2024 journal article
Interpretable machine learning scheme for predicting bridge pier scour depth
Computers and Geotechnics.
Predicting scour depth around bridge piers is challenging due to the involvement of various uncertain factors and complex processes, making it difficult to obtain accurate results using traditional deterministic models. Recently, nonlinear analysis and prediction using machine learning (ML) techniques that glean statistical structures from input/output data have received substantial attention. With the use of ML, however, interpretation becomes difficult with increased complexity and diversity of the analysis parameters. The study herein proposes a local scour depth prediction model around piers using interpretable ML. A scour depth prediction model was constructed using the state-of-the-art eXtreme Gradient Boositng (XGB) model, and Shapley additive explanations (SHAP) based on the cooperative game theory. The ML model demonstrated excellent prediction accuracy (R2: 0.75, RMSE: 0.23) compared with existing empirical formulas used for assessment of pier scour. Model analysis results demonstrated that for each input variable, the distribution of SHAP values for scour depth is consistent with the general theoretical knowledge about the factors influencing scour depth, suggesting that the predictions of the XGB model are reasonable. Considering accuracy and conservatism, design recommendations using two statistical parameters: mean absolute percentage error (MAPE) and the percentage of predicted scour depth exceeding measured scour depth, referred to as the "level of conservatism" were proposed as a means of providing the flexibility of including a target level of accuracy and conservatism in the computed scour depth.

▶ [DATA SHOWN]:
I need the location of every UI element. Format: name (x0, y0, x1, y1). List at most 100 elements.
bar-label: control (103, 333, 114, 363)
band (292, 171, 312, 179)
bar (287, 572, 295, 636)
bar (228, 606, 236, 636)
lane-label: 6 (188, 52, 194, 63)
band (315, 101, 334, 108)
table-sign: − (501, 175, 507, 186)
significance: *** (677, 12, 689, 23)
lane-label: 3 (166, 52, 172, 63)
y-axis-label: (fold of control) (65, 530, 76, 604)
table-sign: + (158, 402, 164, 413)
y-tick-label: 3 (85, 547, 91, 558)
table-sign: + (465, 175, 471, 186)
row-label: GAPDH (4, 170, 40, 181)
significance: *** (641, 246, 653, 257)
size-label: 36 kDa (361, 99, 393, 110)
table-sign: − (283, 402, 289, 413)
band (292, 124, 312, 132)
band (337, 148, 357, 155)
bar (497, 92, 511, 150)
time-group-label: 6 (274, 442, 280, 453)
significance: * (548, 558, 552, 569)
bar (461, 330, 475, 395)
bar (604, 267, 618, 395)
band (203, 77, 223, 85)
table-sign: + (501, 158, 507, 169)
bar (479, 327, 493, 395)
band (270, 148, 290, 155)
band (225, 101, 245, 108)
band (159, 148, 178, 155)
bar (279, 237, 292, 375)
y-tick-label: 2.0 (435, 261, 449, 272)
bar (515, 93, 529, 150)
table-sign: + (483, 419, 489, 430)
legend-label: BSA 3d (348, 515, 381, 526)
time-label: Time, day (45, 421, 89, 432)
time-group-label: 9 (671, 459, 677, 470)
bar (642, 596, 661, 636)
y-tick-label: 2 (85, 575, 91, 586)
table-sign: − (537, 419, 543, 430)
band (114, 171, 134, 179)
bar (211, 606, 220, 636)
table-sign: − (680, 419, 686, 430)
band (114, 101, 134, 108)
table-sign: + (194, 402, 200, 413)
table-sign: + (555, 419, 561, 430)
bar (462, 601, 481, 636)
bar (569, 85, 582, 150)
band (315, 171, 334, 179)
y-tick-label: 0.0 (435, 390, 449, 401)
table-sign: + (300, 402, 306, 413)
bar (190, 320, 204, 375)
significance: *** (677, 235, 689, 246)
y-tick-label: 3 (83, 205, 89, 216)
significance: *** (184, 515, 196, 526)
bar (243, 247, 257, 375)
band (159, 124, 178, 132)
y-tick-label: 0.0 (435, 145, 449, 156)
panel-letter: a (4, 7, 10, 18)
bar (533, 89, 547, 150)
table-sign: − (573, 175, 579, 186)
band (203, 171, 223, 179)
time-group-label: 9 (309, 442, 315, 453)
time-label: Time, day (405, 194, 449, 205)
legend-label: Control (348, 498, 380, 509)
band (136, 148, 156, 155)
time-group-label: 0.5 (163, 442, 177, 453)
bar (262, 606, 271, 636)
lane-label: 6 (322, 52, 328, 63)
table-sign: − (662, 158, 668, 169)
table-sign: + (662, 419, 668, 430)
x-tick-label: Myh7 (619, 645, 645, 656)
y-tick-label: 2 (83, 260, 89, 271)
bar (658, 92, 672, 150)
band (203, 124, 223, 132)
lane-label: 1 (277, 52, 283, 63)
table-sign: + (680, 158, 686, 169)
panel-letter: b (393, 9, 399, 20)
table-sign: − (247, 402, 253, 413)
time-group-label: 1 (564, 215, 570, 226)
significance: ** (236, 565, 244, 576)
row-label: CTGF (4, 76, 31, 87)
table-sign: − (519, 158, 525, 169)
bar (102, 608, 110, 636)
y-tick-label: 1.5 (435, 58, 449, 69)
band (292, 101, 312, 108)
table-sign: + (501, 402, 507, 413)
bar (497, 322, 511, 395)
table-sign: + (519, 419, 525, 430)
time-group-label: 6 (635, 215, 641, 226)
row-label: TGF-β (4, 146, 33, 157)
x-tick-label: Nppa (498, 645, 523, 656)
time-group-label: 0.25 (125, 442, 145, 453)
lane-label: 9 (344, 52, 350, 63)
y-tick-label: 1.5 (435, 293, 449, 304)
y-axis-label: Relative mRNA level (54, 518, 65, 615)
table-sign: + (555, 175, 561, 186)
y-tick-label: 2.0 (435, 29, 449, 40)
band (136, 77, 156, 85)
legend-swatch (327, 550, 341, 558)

▶ [YOUR INSTRUCTIONS]: According to the abstract on bridge pier scour depth, what R2 and RMSE did the machine learning model achieve? Please answer in one sentence.

▶ [TASK RESULT]: The machine learning model achieved an R2 of 0.75 and an RMSE of 0.23.